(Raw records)
# # # #

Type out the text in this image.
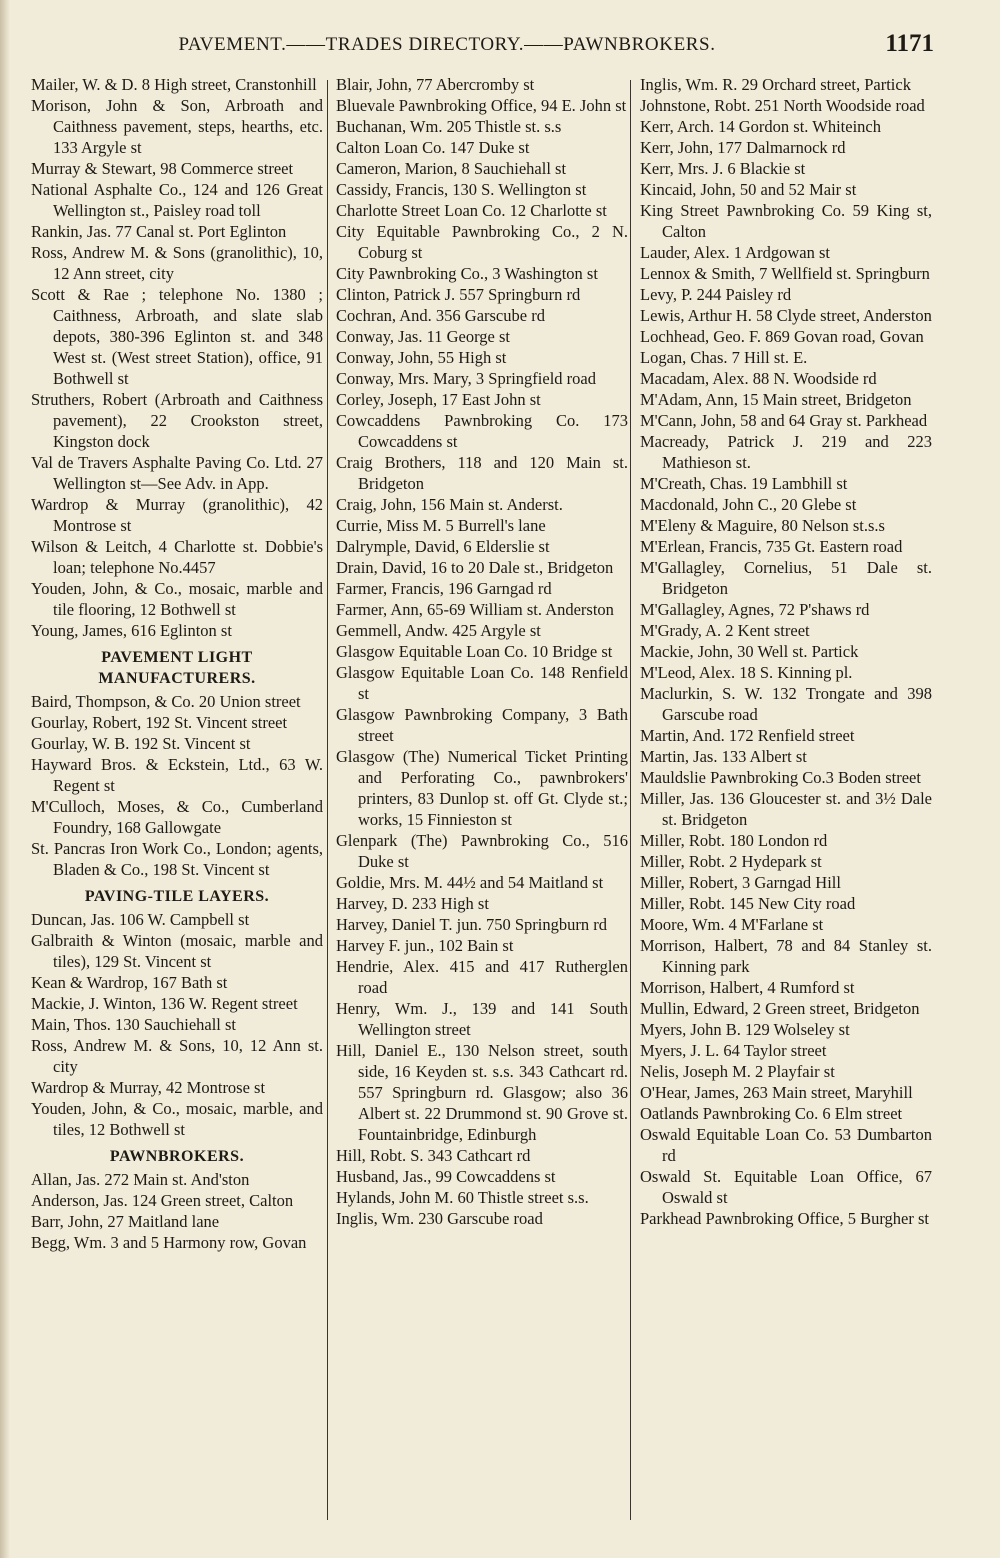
PAVEMENT.——TRADES DIRECTORY.——PAWNBROKERS.	1171
Mailer, W. & D. 8 High street, Cranstonhill
Morison, John & Son, Arbroath and Caithness pavement, steps, hearths, etc. 133 Argyle st
Murray & Stewart, 98 Commerce street
National Asphalte Co., 124 and 126 Great Wellington st., Paisley road toll
Rankin, Jas. 77 Canal st. Port Eglinton
Ross, Andrew M. & Sons (granolithic), 10, 12 Ann street, city
Scott & Rae ; telephone No. 1380 ; Caithness, Arbroath, and slate slab depots, 380-396 Eglinton st. and 348 West st. (West street Station), office, 91 Bothwell st
Struthers, Robert (Arbroath and Caithness pavement), 22 Crookston street, Kingston dock
Val de Travers Asphalte Paving Co. Ltd. 27 Wellington st—See Adv. in App.
Wardrop & Murray (granolithic), 42 Montrose st
Wilson & Leitch, 4 Charlotte st. Dobbie's loan; telephone No.4457
Youden, John, & Co., mosaic, marble and tile flooring, 12 Bothwell st
Young, James, 616 Eglinton st
PAVEMENT LIGHT MANUFACTURERS.
Baird, Thompson, & Co. 20 Union street
Gourlay, Robert, 192 St. Vincent street
Gourlay, W. B. 192 St. Vincent st
Hayward Bros. & Eckstein, Ltd., 63 W. Regent st
M'Culloch, Moses, & Co., Cumberland Foundry, 168 Gallowgate
St. Pancras Iron Work Co., London; agents, Bladen & Co., 198 St. Vincent st
PAVING-TILE LAYERS.
Duncan, Jas. 106 W. Campbell st
Galbraith & Winton (mosaic, marble and tiles), 129 St. Vincent st
Kean & Wardrop, 167 Bath st
Mackie, J. Winton, 136 W. Regent street
Main, Thos. 130 Sauchiehall st
Ross, Andrew M. & Sons, 10, 12 Ann st. city
Wardrop & Murray, 42 Montrose st
Youden, John, & Co., mosaic, marble, and tiles, 12 Bothwell st
PAWNBROKERS.
Allan, Jas. 272 Main st. And'ston
Anderson, Jas. 124 Green street, Calton
Barr, John, 27 Maitland lane
Begg, Wm. 3 and 5 Harmony row, Govan
Blair, John, 77 Abercromby st
Bluevale Pawnbroking Office, 94 E. John st
Buchanan, Wm. 205 Thistle st. s.s
Calton Loan Co. 147 Duke st
Cameron, Marion, 8 Sauchiehall st
Cassidy, Francis, 130 S. Wellington st
Charlotte Street Loan Co. 12 Charlotte st
City Equitable Pawnbroking Co., 2 N. Coburg st
City Pawnbroking Co., 3 Washington st
Clinton, Patrick J. 557 Springburn rd
Cochran, And. 356 Garscube rd
Conway, Jas. 11 George st
Conway, John, 55 High st
Conway, Mrs. Mary, 3 Springfield road
Corley, Joseph, 17 East John st
Cowcaddens Pawnbroking Co. 173 Cowcaddens st
Craig Brothers, 118 and 120 Main st. Bridgeton
Craig, John, 156 Main st. Anderst.
Currie, Miss M. 5 Burrell's lane
Dalrymple, David, 6 Elderslie st
Drain, David, 16 to 20 Dale st., Bridgeton
Farmer, Francis, 196 Garngad rd
Farmer, Ann, 65-69 William st. Anderston
Gemmell, Andw. 425 Argyle st
Glasgow Equitable Loan Co. 10 Bridge st
Glasgow Equitable Loan Co. 148 Renfield st
Glasgow Pawnbroking Company, 3 Bath street
Glasgow (The) Numerical Ticket Printing and Perforating Co., pawnbrokers' printers, 83 Dunlop st. off Gt. Clyde st.; works, 15 Finnieston st
Glenpark (The) Pawnbroking Co., 516 Duke st
Goldie, Mrs. M. 44½ and 54 Maitland st
Harvey, D. 233 High st
Harvey, Daniel T. jun. 750 Springburn rd
Harvey F. jun., 102 Bain st
Hendrie, Alex. 415 and 417 Rutherglen road
Henry, Wm. J., 139 and 141 South Wellington street
Hill, Daniel E., 130 Nelson street, south side, 16 Keyden st. s.s. 343 Cathcart rd. 557 Springburn rd. Glasgow; also 36 Albert st. 22 Drummond st. 90 Grove st. Fountainbridge, Edinburgh
Hill, Robt. S. 343 Cathcart rd
Husband, Jas., 99 Cowcaddens st
Hylands, John M. 60 Thistle street s.s.
Inglis, Wm. 230 Garscube road
Inglis, Wm. R. 29 Orchard street, Partick
Johnstone, Robt. 251 North Woodside road
Kerr, Arch. 14 Gordon st. Whiteinch
Kerr, John, 177 Dalmarnock rd
Kerr, Mrs. J. 6 Blackie st
Kincaid, John, 50 and 52 Mair st
King Street Pawnbroking Co. 59 King st, Calton
Lauder, Alex. 1 Ardgowan st
Lennox & Smith, 7 Wellfield st. Springburn
Levy, P. 244 Paisley rd
Lewis, Arthur H. 58 Clyde street, Anderston
Lochhead, Geo. F. 869 Govan road, Govan
Logan, Chas. 7 Hill st. E.
Macadam, Alex. 88 N. Woodside rd
M'Adam, Ann, 15 Main street, Bridgeton
M'Cann, John, 58 and 64 Gray st. Parkhead
Macready, Patrick J. 219 and 223 Mathieson st.
M'Creath, Chas. 19 Lambhill st
Macdonald, John C., 20 Glebe st
M'Eleny & Maguire, 80 Nelson st.s.s
M'Erlean, Francis, 735 Gt. Eastern road
M'Gallagley, Cornelius, 51 Dale st. Bridgeton
M'Gallagley, Agnes, 72 P'shaws rd
M'Grady, A. 2 Kent street
Mackie, John, 30 Well st. Partick
M'Leod, Alex. 18 S. Kinning pl.
Maclurkin, S. W. 132 Trongate and 398 Garscube road
Martin, And. 172 Renfield street
Martin, Jas. 133 Albert st
Mauldslie Pawnbroking Co.3 Boden street
Miller, Jas. 136 Gloucester st. and 3½ Dale st. Bridgeton
Miller, Robt. 180 London rd
Miller, Robt. 2 Hydepark st
Miller, Robert, 3 Garngad Hill
Miller, Robt. 145 New City road
Moore, Wm. 4 M'Farlane st
Morrison, Halbert, 78 and 84 Stanley st. Kinning park
Morrison, Halbert, 4 Rumford st
Mullin, Edward, 2 Green street, Bridgeton
Myers, John B. 129 Wolseley st
Myers, J. L. 64 Taylor street
Nelis, Joseph M. 2 Playfair st
O'Hear, James, 263 Main street, Maryhill
Oatlands Pawnbroking Co. 6 Elm street
Oswald Equitable Loan Co. 53 Dumbarton rd
Oswald St. Equitable Loan Office, 67 Oswald st
Parkhead Pawnbroking Office, 5 Burgher st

# # # #

▶ AIM
Each line in the entries above that includes the string "Winton" should be extracted.

▶ TASK SOLUTION
Galbraith & Winton (mosaic, marble and tiles), 129 St. Vincent st
Mackie, J. Winton, 136 W. Regent street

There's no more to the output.